Give every entry again, word for word.
·····
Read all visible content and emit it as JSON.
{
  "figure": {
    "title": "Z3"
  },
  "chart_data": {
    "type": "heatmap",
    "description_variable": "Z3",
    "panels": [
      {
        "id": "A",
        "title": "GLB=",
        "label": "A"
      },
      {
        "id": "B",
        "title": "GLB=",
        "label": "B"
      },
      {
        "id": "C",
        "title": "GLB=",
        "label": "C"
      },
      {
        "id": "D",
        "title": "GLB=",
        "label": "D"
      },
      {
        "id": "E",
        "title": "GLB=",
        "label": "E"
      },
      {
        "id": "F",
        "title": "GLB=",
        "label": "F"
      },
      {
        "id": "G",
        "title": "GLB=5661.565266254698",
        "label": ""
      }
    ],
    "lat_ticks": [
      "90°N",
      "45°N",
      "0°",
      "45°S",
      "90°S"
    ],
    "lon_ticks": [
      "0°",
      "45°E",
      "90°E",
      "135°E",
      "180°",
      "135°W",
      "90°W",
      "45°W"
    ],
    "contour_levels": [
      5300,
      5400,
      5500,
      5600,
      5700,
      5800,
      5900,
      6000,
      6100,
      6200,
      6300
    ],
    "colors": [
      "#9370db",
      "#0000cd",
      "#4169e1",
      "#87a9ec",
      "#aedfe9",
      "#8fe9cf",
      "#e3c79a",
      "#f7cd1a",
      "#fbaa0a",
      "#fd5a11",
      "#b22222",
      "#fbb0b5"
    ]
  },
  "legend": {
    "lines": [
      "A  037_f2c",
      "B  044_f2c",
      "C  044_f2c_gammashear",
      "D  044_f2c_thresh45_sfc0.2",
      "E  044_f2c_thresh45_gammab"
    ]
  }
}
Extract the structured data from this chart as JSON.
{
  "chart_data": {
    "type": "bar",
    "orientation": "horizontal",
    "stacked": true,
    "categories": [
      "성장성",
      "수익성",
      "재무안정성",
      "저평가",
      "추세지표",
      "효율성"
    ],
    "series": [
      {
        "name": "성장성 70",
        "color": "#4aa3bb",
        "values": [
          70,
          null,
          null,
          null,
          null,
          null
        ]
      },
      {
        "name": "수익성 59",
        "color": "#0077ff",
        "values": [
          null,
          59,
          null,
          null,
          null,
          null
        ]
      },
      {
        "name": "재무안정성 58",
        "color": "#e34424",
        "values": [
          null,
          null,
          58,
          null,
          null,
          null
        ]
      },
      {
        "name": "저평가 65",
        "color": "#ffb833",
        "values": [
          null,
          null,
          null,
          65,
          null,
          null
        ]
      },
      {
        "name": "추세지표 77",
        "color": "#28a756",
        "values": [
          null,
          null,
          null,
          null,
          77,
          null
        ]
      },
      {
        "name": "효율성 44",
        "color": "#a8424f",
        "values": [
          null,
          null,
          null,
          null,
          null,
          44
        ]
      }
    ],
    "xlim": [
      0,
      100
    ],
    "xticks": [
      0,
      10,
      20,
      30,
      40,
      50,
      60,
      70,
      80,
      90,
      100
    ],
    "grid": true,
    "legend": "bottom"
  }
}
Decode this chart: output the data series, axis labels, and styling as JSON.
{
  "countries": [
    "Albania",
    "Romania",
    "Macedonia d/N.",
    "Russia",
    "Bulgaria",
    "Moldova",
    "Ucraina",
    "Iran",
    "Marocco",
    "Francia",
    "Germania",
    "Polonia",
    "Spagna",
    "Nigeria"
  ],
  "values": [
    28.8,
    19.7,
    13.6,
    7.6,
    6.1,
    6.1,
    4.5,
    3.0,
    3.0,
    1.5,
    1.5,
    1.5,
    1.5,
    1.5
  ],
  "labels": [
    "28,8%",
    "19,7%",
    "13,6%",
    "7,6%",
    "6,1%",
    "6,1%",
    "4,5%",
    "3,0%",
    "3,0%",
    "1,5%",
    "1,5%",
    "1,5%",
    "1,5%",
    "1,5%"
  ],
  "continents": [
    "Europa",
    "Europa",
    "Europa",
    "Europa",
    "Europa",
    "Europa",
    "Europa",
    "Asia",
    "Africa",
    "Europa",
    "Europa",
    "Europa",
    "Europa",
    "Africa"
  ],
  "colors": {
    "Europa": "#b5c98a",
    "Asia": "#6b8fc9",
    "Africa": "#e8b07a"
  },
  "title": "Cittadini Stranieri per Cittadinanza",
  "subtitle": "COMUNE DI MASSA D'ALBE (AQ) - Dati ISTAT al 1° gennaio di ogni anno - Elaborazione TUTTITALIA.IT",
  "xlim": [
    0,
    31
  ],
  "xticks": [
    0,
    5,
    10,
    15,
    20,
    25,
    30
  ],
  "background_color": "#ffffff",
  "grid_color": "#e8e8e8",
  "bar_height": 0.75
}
·····
= Task response =
Read all visible content and emit it as JSON.
{
  "figure": {
    "title": "Z3"
  },
  "chart_data": {
    "type": "heatmap",
    "description_variable": "Z3",
    "panels": [
      {
        "id": "A",
        "title": "GLB=",
        "label": "A"
      },
      {
        "id": "B",
        "title": "GLB=",
        "label": "B"
      },
      {
        "id": "C",
        "title": "GLB=",
        "label": "C"
      },
      {
        "id": "D",
        "title": "GLB=",
        "label": "D"
      },
      {
        "id": "E",
        "title": "GLB=",
        "label": "E"
      },
      {
        "id": "F",
        "title": "GLB=",
        "label": "F"
      },
      {
        "id": "G",
        "title": "GLB=5661.565266254698",
        "label": ""
      }
    ],
    "lat_ticks": [
      "90°N",
      "45°N",
      "0°",
      "45°S",
      "90°S"
    ],
    "lon_ticks": [
      "0°",
      "45°E",
      "90°E",
      "135°E",
      "180°",
      "135°W",
      "90°W",
      "45°W"
    ],
    "contour_levels": [
      5300,
      5400,
      5500,
      5600,
      5700,
      5800,
      5900,
      6000,
      6100,
      6200,
      6300
    ],
    "colors": [
      "#9370db",
      "#0000cd",
      "#4169e1",
      "#87a9ec",
      "#aedfe9",
      "#8fe9cf",
      "#e3c79a",
      "#f7cd1a",
      "#fbaa0a",
      "#fd5a11",
      "#b22222",
      "#fbb0b5"
    ]
  },
  "legend": {
    "lines": [
      "A  037_f2c",
      "B  044_f2c",
      "C  044_f2c_gammashear",
      "D  044_f2c_thresh45_sfc0.2",
      "E  044_f2c_thresh45_gammab"
    ]
  }
}
Extract the structured data from this chart as JSON.
{
  "chart_data": {
    "type": "bar",
    "orientation": "horizontal",
    "stacked": true,
    "categories": [
      "성장성",
      "수익성",
      "재무안정성",
      "저평가",
      "추세지표",
      "효율성"
    ],
    "series": [
      {
        "name": "성장성 70",
        "color": "#4aa3bb",
        "values": [
          70,
          null,
          null,
          null,
          null,
          null
        ]
      },
      {
        "name": "수익성 59",
        "color": "#0077ff",
        "values": [
          null,
          59,
          null,
          null,
          null,
          null
        ]
      },
      {
        "name": "재무안정성 58",
        "color": "#e34424",
        "values": [
          null,
          null,
          58,
          null,
          null,
          null
        ]
      },
      {
        "name": "저평가 65",
        "color": "#ffb833",
        "values": [
          null,
          null,
          null,
          65,
          null,
          null
        ]
      },
      {
        "name": "추세지표 77",
        "color": "#28a756",
        "values": [
          null,
          null,
          null,
          null,
          77,
          null
        ]
      },
      {
        "name": "효율성 44",
        "color": "#a8424f",
        "values": [
          null,
          null,
          null,
          null,
          null,
          44
        ]
      }
    ],
    "xlim": [
      0,
      100
    ],
    "xticks": [
      0,
      10,
      20,
      30,
      40,
      50,
      60,
      70,
      80,
      90,
      100
    ],
    "grid": true,
    "legend": "bottom"
  }
}
Decode this chart: output the data series, axis labels, and styling as JSON.
{
  "countries": [
    "Albania",
    "Romania",
    "Macedonia d/N.",
    "Russia",
    "Bulgaria",
    "Moldova",
    "Ucraina",
    "Iran",
    "Marocco",
    "Francia",
    "Germania",
    "Polonia",
    "Spagna",
    "Nigeria"
  ],
  "values": [
    28.8,
    19.7,
    13.6,
    7.6,
    6.1,
    6.1,
    4.5,
    3.0,
    3.0,
    1.5,
    1.5,
    1.5,
    1.5,
    1.5
  ],
  "labels": [
    "28,8%",
    "19,7%",
    "13,6%",
    "7,6%",
    "6,1%",
    "6,1%",
    "4,5%",
    "3,0%",
    "3,0%",
    "1,5%",
    "1,5%",
    "1,5%",
    "1,5%",
    "1,5%"
  ],
  "continents": [
    "Europa",
    "Europa",
    "Europa",
    "Europa",
    "Europa",
    "Europa",
    "Europa",
    "Asia",
    "Africa",
    "Europa",
    "Europa",
    "Europa",
    "Europa",
    "Africa"
  ],
  "colors": {
    "Europa": "#b5c98a",
    "Asia": "#6b8fc9",
    "Africa": "#e8b07a"
  },
  "title": "Cittadini Stranieri per Cittadinanza",
  "subtitle": "COMUNE DI MASSA D'ALBE (AQ) - Dati ISTAT al 1° gennaio di ogni anno - Elaborazione TUTTITALIA.IT",
  "xlim": [
    0,
    31
  ],
  "xticks": [
    0,
    5,
    10,
    15,
    20,
    25,
    30
  ],
  "background_color": "#ffffff",
  "grid_color": "#e8e8e8",
  "bar_height": 0.75
}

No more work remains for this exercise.